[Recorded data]
>> START
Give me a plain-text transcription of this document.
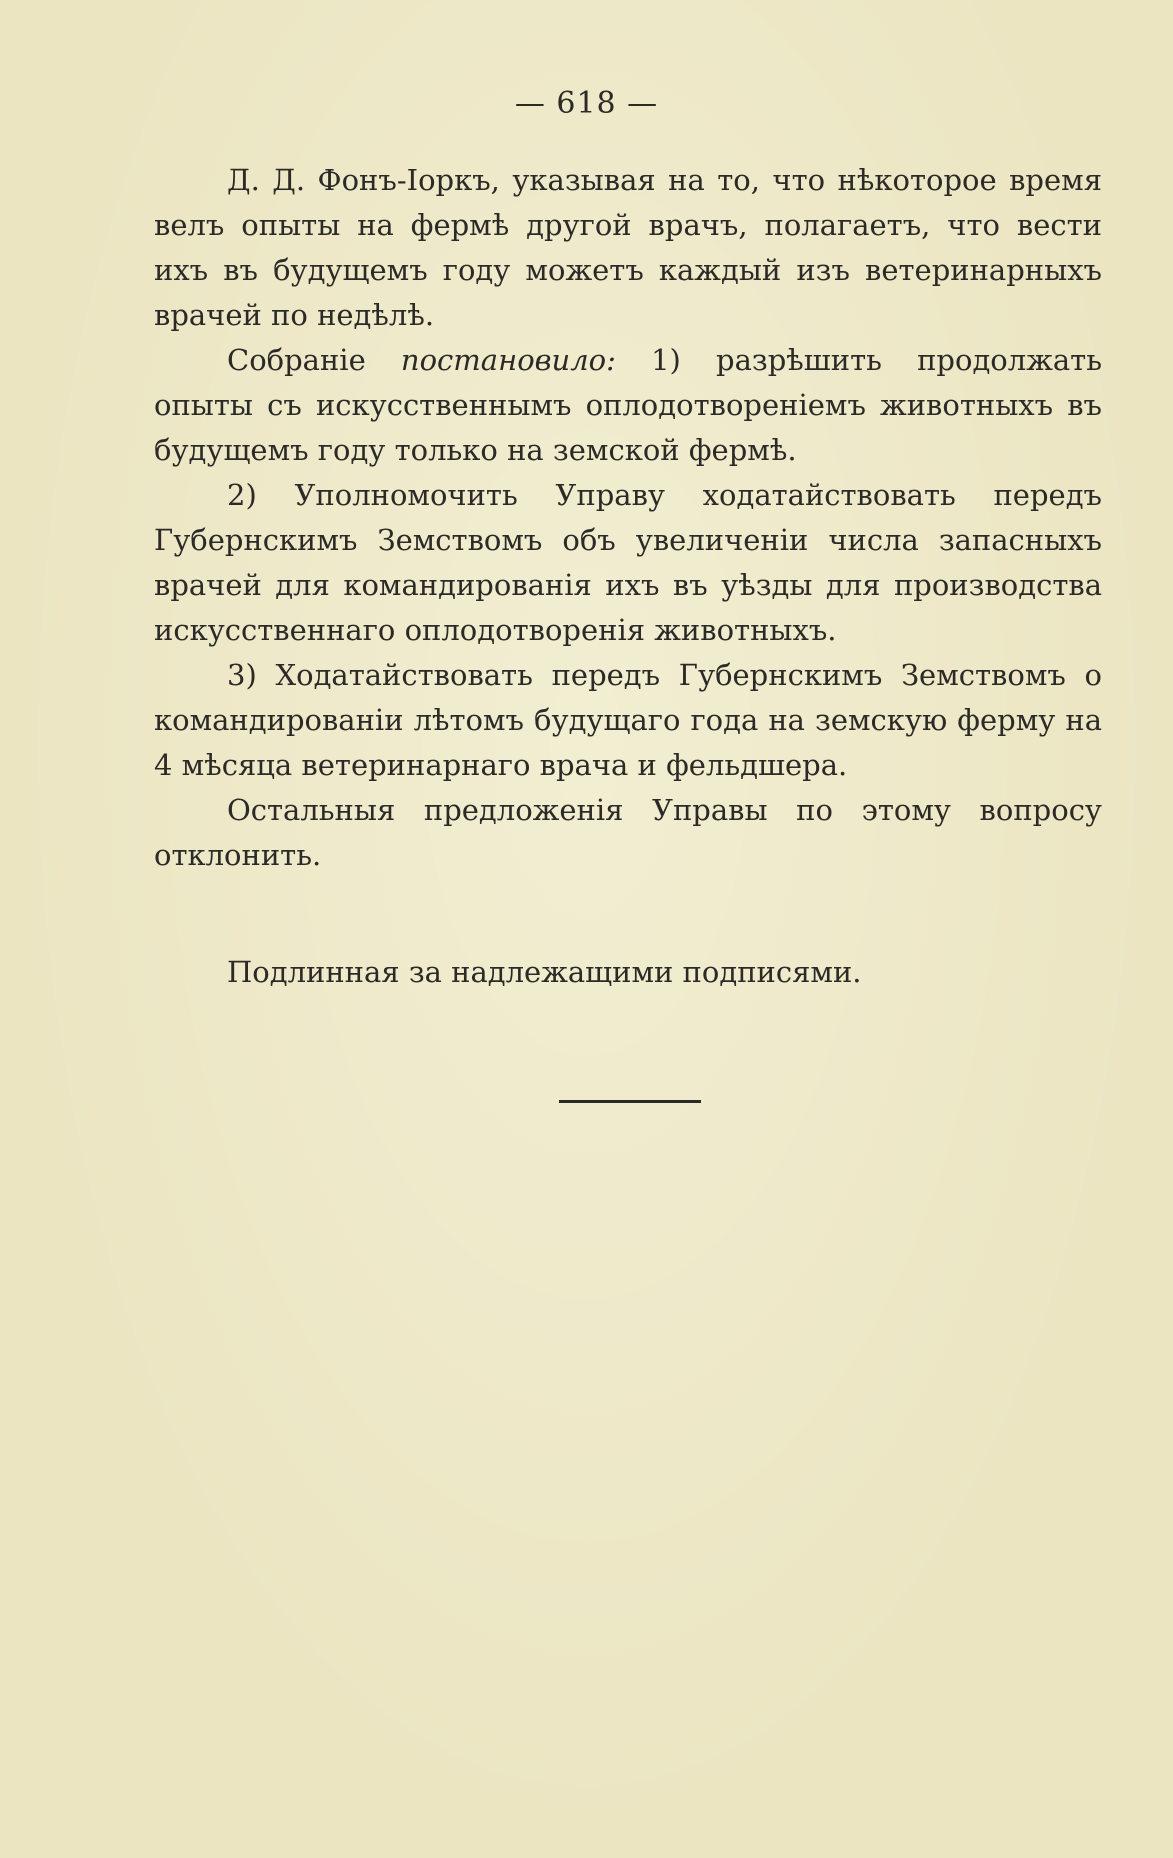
— 618 —

Д. Д. Фонъ-Іоркъ, указывая на то, что нѣкоторое время велъ опыты на фермѣ другой врачъ, полагаетъ, что вести ихъ въ будущемъ году можетъ каждый изъ ветеринарныхъ врачей по недѣлѣ.

Собраніе постановило: 1) разрѣшить продолжать опыты съ искусственнымъ оплодотвореніемъ животныхъ въ будущемъ году только на земской фермѣ.

2) Уполномочить Управу ходатайствовать передъ Губернскимъ Земствомъ объ увеличеніи числа запасныхъ врачей для командированія ихъ въ уѣзды для производства искусственнаго оплодотворенія животныхъ.

3) Ходатайствовать передъ Губернскимъ Земствомъ о командированіи лѣтомъ будущаго года на земскую ферму на 4 мѣсяца ветеринарнаго врача и фельдшера.

Остальныя предложенія Управы по этому вопросу отклонить.

Подлинная за надлежащими подписями.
>> END
SHORT EXERCISE: From start to finish, output the listing exactly, but omit its pictures.

TASK RESULT:
Give me a plain-text transcription of this document.
— 618 —

Д. Д. Фонъ-Іоркъ, указывая на то, что нѣкоторое время велъ опыты на фермѣ другой врачъ, полагаетъ, что вести ихъ въ будущемъ году можетъ каждый изъ ветеринарныхъ врачей по недѣлѣ.

Собраніе постановило: 1) разрѣшить продолжать опыты съ искусственнымъ оплодотвореніемъ животныхъ въ будущемъ году только на земской фермѣ.

2) Уполномочить Управу ходатайствовать передъ Губернскимъ Земствомъ объ увеличеніи числа запасныхъ врачей для командированія ихъ въ уѣзды для производства искусственнаго оплодотворенія животныхъ.

3) Ходатайствовать передъ Губернскимъ Земствомъ о командированіи лѣтомъ будущаго года на земскую ферму на 4 мѣсяца ветеринарнаго врача и фельдшера.

Остальныя предложенія Управы по этому вопросу отклонить.

Подлинная за надлежащими подписями.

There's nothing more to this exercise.